(Stored entries)
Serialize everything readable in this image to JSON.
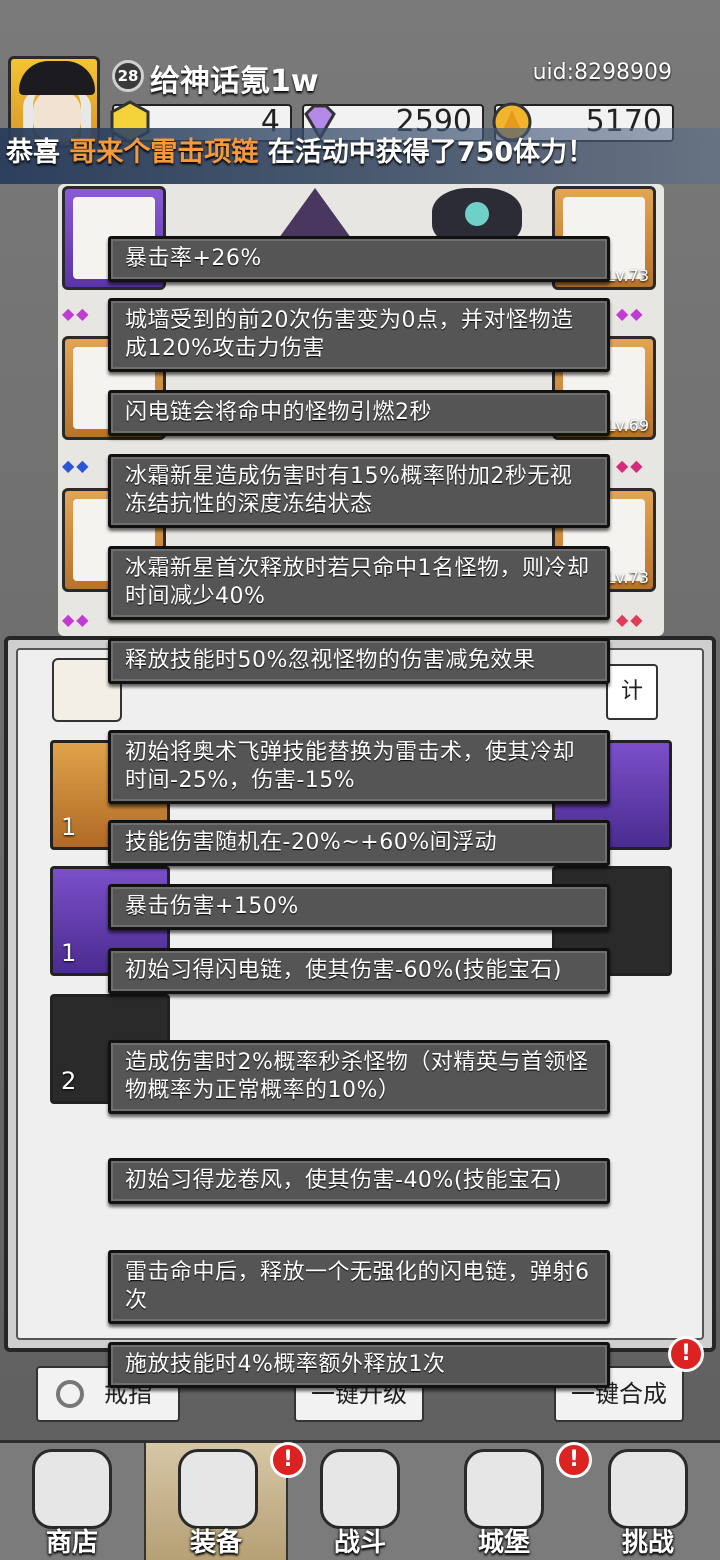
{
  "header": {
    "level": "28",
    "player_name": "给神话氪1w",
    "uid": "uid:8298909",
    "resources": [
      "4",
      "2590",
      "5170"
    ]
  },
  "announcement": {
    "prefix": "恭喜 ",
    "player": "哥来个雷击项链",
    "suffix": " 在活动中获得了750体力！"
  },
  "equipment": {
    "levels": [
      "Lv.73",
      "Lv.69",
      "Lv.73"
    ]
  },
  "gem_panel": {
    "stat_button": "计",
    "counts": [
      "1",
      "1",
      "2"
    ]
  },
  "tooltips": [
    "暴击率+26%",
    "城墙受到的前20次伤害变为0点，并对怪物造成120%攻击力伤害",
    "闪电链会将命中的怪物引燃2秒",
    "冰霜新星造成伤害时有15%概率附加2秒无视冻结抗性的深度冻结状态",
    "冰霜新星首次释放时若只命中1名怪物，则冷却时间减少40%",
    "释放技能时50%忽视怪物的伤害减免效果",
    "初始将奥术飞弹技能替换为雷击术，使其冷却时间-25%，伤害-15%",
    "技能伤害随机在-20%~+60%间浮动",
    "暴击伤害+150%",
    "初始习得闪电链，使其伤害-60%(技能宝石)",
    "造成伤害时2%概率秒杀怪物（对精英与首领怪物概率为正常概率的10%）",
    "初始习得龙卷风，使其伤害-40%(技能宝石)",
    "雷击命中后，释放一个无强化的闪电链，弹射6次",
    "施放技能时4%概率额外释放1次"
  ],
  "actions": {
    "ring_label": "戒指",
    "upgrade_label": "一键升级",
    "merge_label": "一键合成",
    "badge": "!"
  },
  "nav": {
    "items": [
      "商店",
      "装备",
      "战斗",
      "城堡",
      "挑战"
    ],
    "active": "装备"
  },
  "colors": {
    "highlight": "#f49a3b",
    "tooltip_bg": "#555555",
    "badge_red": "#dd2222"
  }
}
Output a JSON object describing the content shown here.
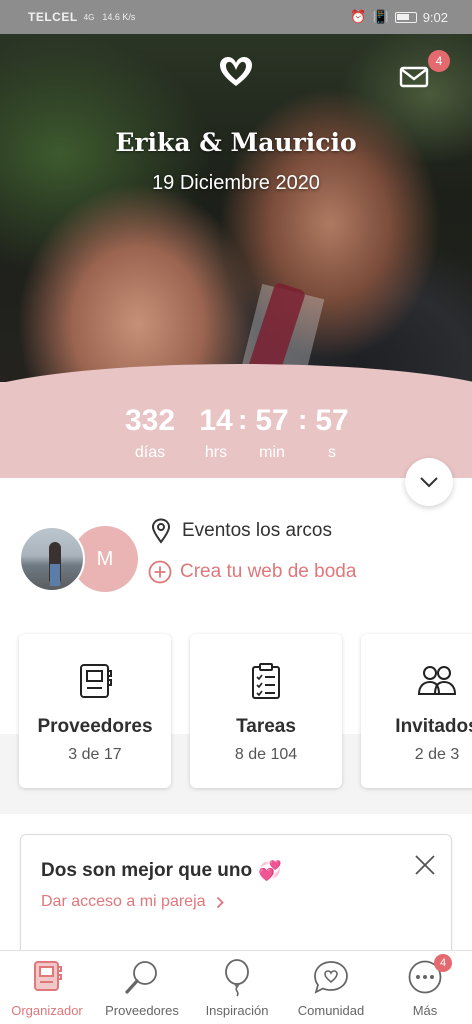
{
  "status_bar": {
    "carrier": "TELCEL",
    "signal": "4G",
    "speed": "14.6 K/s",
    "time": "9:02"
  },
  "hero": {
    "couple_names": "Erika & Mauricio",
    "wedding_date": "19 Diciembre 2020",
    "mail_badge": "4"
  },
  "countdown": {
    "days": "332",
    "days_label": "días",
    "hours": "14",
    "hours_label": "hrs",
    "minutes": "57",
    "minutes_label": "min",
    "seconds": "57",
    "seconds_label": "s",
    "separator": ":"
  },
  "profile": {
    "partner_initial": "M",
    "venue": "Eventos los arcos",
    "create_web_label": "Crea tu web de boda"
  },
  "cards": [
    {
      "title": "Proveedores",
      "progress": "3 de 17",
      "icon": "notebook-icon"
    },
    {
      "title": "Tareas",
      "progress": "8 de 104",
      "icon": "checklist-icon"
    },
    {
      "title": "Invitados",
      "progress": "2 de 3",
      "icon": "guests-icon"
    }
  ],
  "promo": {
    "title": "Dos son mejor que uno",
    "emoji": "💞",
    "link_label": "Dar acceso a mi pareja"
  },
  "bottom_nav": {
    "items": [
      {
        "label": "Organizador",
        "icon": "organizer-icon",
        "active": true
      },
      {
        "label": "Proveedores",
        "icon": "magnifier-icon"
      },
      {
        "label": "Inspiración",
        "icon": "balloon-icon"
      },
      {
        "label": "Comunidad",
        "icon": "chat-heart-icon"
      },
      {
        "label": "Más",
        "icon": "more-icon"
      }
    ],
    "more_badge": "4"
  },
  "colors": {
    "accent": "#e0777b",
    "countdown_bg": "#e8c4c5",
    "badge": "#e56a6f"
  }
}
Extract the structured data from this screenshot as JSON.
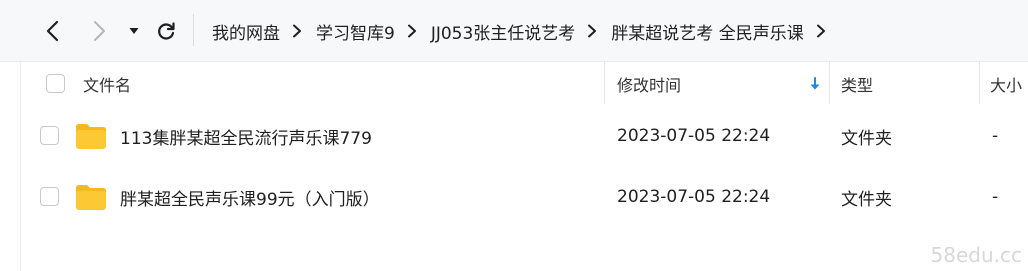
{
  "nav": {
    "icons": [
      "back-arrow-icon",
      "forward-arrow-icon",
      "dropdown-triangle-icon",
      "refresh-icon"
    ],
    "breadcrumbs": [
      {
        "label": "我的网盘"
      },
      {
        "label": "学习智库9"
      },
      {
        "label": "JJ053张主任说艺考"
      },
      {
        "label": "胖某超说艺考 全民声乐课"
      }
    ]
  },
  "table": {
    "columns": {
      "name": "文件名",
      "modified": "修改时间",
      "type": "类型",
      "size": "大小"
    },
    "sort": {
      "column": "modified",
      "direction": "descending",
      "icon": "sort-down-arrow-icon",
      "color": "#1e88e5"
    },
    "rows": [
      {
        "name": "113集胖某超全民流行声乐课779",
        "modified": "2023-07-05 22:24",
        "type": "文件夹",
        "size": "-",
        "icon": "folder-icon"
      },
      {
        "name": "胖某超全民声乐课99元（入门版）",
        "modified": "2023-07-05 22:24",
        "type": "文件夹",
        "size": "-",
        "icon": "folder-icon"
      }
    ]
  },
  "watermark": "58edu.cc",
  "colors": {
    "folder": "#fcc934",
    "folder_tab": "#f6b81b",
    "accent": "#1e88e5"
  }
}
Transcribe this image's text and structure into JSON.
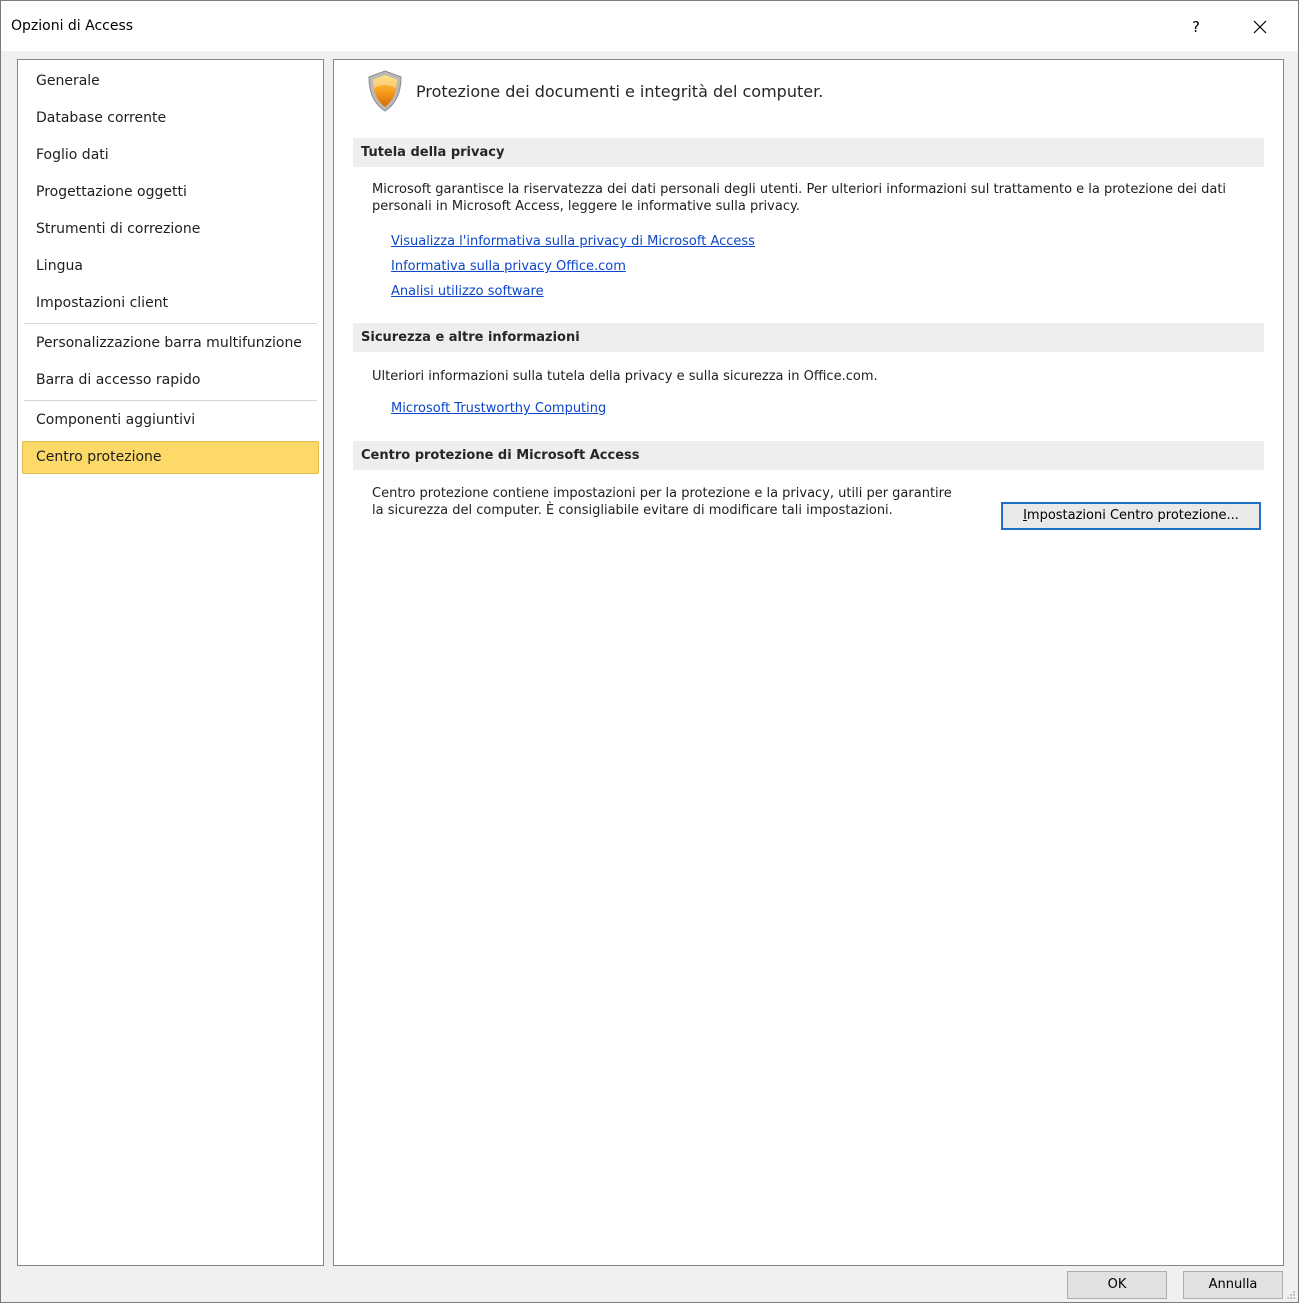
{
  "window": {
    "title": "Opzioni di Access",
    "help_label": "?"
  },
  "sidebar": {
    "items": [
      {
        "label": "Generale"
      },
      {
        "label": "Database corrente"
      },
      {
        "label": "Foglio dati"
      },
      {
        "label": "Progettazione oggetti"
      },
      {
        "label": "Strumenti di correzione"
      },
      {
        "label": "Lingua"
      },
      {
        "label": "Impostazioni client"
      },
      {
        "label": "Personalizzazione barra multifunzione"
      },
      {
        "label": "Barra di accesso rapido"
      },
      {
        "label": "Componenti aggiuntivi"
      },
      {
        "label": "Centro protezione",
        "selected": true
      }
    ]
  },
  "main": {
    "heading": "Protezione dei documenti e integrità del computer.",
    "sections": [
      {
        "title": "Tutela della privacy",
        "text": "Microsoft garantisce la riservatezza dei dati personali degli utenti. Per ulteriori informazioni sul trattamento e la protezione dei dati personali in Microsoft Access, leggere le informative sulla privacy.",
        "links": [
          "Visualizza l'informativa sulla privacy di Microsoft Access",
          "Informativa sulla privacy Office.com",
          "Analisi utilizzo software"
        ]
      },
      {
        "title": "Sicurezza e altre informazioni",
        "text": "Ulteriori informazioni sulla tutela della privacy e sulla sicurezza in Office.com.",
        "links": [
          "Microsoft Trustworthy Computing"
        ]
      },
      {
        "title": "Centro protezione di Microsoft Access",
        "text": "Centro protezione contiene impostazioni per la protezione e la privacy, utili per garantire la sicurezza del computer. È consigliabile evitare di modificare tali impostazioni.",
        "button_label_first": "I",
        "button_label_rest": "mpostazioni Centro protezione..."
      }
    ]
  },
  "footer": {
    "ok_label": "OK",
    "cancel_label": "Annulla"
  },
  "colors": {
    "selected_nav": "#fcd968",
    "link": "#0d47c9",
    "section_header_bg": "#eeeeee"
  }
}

### Directive:
Go through the records above, find every line with the word "image", and list those lines.

### Answer below:
Serialize everything readable in this image to JSON.
Transcribe this image's text and structure into JSON.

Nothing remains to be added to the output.